▶ _Goal_
Look through the records and report how many lines include the word "Castellana", with no other words.

(A block of data)
start

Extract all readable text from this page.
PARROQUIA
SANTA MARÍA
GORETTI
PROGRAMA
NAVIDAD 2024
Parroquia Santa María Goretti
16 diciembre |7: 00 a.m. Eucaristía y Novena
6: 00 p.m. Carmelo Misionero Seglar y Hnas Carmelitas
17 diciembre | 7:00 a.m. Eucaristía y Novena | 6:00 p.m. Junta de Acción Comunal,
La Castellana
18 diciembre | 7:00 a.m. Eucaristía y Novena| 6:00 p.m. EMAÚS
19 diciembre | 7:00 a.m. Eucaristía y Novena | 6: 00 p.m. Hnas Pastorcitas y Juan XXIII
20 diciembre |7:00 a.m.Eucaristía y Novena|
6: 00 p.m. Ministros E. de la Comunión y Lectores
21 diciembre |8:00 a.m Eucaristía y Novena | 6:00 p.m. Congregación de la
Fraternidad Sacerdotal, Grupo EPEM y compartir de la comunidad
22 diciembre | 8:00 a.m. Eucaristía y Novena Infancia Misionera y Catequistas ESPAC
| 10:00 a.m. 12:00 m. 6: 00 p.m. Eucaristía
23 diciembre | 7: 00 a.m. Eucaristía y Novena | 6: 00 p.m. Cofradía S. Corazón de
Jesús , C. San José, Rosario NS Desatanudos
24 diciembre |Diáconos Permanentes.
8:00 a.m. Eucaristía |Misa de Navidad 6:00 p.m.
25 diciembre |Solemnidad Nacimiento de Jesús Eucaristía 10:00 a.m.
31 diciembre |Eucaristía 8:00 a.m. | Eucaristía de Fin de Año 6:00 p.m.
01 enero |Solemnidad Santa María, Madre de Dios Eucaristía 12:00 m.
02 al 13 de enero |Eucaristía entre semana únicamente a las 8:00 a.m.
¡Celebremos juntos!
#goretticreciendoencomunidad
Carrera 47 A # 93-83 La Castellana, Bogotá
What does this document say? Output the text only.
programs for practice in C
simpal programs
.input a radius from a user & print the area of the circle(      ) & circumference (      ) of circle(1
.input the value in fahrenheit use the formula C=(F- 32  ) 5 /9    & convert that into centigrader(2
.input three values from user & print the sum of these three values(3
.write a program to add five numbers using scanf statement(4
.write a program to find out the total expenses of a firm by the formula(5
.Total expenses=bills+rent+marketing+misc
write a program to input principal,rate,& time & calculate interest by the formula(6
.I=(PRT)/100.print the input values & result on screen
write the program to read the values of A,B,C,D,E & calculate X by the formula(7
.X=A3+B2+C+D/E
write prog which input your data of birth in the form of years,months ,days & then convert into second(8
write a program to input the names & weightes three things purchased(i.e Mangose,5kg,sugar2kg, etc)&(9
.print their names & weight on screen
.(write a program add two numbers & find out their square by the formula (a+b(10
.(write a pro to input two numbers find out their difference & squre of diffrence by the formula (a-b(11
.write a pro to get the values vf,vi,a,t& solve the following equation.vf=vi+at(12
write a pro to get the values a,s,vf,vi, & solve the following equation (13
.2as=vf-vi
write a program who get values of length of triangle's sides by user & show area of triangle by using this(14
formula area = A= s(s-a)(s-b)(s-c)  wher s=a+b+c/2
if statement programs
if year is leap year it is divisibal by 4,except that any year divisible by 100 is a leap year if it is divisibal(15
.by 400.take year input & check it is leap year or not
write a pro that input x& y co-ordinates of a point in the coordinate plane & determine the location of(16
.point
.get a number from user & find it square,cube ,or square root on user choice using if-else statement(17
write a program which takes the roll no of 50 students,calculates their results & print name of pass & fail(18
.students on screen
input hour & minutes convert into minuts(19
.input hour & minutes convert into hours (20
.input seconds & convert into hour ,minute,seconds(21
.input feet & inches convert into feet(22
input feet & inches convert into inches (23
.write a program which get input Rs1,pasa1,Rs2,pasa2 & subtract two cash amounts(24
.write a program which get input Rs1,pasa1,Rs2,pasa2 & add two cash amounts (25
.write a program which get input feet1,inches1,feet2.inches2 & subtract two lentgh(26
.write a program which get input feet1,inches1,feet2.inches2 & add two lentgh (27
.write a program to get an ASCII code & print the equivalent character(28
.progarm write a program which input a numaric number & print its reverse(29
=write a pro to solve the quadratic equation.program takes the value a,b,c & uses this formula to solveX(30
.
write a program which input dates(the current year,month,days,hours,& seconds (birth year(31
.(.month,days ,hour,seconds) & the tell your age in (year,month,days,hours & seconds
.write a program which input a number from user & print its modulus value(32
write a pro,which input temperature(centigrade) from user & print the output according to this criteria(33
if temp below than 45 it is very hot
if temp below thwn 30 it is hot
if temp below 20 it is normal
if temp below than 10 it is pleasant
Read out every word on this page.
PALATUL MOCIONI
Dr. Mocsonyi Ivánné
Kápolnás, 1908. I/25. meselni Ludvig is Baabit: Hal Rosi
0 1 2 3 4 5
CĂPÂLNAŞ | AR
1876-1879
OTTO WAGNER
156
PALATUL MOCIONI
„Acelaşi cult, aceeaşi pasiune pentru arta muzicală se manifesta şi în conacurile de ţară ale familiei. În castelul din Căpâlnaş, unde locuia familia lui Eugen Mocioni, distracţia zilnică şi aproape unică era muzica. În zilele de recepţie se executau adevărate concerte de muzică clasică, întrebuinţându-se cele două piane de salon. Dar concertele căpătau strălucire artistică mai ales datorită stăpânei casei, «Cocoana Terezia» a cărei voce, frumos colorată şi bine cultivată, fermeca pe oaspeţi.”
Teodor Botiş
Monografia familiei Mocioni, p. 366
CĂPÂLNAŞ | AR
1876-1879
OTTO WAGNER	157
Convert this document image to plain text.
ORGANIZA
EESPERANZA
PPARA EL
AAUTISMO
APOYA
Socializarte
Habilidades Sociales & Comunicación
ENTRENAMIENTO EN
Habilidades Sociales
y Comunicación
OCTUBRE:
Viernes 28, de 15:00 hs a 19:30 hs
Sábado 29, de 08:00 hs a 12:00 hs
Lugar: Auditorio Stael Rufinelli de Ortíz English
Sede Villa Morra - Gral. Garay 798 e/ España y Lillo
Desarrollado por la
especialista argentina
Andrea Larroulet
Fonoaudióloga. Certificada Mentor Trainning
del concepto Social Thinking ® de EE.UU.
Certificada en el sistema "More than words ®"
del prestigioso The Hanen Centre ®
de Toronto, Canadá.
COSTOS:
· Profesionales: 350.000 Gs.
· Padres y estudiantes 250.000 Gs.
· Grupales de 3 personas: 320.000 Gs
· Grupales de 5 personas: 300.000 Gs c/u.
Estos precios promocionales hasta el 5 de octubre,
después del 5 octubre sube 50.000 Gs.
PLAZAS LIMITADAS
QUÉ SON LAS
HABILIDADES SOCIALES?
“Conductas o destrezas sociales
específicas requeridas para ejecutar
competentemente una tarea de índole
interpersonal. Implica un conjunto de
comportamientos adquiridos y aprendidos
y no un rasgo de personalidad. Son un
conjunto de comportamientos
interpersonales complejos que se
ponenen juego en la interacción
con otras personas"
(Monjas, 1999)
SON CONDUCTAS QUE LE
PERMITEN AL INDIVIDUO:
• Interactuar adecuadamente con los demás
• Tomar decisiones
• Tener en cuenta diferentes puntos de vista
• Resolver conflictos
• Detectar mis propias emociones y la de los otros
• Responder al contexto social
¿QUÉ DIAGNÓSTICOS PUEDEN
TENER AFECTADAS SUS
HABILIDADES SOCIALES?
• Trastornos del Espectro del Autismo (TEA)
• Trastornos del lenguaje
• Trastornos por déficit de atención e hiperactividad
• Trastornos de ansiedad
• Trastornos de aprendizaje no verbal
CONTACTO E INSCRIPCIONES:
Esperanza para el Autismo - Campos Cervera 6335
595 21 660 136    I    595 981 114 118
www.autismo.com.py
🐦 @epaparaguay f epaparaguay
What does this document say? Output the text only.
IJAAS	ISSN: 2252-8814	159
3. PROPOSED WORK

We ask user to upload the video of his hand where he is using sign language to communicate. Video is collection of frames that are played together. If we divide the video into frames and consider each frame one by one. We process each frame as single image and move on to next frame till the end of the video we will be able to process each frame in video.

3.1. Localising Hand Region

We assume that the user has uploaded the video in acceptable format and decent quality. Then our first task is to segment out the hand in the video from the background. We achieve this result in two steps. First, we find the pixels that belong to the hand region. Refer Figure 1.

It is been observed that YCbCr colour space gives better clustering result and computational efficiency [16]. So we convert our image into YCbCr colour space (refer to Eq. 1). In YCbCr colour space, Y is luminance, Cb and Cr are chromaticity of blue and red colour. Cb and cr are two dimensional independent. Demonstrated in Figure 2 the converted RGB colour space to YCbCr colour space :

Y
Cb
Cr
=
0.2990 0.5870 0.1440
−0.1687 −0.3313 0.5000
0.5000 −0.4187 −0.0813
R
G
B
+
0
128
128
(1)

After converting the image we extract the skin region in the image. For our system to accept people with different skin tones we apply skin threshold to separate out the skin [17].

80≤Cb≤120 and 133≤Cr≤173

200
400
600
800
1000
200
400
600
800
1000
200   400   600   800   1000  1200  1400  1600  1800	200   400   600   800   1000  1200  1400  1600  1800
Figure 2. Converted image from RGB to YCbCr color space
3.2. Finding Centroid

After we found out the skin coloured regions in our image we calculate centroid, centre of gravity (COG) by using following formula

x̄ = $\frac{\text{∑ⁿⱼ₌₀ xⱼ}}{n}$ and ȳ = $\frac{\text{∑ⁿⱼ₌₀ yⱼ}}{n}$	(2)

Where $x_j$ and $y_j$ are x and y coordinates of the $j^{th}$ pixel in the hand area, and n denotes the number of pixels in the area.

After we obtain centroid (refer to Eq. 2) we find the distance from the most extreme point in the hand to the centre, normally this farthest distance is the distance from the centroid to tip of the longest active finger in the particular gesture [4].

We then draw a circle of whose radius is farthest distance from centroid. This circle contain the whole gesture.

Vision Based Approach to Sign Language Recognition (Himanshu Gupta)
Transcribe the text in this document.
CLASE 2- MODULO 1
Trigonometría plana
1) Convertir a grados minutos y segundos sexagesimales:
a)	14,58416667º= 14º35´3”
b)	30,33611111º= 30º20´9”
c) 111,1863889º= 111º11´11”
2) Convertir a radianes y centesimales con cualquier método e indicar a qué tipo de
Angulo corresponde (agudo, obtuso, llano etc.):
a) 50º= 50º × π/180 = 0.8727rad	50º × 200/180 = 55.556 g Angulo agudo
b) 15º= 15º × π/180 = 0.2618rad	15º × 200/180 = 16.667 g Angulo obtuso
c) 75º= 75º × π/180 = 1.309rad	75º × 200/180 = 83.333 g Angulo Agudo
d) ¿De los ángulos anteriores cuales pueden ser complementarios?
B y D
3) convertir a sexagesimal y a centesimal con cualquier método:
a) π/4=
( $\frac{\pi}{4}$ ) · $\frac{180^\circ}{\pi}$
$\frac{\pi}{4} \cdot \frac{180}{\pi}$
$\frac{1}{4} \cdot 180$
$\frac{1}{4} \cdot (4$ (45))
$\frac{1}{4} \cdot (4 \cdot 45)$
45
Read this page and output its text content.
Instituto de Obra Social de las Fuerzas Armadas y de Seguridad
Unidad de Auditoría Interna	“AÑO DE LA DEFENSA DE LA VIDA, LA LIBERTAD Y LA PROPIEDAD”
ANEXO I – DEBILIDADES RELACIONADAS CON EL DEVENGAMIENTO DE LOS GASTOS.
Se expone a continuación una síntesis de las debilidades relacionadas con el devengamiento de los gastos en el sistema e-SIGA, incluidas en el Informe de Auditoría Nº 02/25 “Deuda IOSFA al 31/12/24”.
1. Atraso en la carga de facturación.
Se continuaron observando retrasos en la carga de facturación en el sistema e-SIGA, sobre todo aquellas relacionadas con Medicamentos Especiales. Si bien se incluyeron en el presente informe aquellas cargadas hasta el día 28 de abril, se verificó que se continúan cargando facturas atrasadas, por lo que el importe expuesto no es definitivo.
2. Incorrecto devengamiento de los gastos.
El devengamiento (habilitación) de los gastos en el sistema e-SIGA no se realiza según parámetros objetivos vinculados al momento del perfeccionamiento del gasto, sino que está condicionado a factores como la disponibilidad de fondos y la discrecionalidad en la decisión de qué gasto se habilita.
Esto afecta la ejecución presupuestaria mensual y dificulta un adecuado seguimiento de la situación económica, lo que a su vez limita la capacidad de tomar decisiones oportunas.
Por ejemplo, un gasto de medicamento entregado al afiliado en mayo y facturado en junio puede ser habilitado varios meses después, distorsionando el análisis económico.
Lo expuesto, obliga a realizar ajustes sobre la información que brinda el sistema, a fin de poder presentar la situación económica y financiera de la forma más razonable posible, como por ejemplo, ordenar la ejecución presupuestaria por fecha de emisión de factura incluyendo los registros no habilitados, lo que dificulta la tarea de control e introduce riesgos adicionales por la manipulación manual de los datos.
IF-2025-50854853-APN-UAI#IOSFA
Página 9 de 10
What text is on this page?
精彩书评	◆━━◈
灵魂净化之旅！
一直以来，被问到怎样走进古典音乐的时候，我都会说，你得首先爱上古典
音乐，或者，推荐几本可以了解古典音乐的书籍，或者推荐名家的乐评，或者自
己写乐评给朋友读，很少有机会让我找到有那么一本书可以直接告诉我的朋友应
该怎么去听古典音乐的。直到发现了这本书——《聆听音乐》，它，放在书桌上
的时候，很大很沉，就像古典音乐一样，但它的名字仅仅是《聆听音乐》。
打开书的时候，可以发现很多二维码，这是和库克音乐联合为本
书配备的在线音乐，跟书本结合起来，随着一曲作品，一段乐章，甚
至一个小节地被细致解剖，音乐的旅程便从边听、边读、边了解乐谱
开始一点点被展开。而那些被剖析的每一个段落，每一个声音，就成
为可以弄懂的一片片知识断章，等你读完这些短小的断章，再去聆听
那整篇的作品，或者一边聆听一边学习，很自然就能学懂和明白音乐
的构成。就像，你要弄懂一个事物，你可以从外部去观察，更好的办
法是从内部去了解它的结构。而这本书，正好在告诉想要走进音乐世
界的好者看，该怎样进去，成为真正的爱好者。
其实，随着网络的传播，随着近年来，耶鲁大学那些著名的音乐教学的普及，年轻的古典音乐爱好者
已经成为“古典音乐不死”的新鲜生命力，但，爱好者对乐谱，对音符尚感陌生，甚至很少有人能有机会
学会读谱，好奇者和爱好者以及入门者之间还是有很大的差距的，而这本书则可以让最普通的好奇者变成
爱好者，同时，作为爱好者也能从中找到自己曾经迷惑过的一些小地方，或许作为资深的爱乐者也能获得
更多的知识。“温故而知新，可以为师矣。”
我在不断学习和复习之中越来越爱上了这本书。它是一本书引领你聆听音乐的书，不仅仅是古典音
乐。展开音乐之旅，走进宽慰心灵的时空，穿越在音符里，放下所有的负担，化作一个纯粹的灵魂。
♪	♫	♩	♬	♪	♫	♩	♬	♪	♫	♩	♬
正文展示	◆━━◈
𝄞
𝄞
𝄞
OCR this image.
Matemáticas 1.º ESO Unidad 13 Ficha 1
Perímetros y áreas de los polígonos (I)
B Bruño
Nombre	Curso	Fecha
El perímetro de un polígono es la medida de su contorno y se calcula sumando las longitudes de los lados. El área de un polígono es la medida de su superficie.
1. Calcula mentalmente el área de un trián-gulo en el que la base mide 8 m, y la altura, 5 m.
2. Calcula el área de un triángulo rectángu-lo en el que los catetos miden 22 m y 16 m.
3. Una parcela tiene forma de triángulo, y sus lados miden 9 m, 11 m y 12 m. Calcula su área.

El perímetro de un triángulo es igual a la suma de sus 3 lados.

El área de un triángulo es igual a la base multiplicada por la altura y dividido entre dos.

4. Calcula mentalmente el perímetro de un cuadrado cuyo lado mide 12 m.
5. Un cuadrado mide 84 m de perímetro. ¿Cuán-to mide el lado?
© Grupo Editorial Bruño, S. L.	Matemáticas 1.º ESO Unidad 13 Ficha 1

end

▶ _Expected answer_
2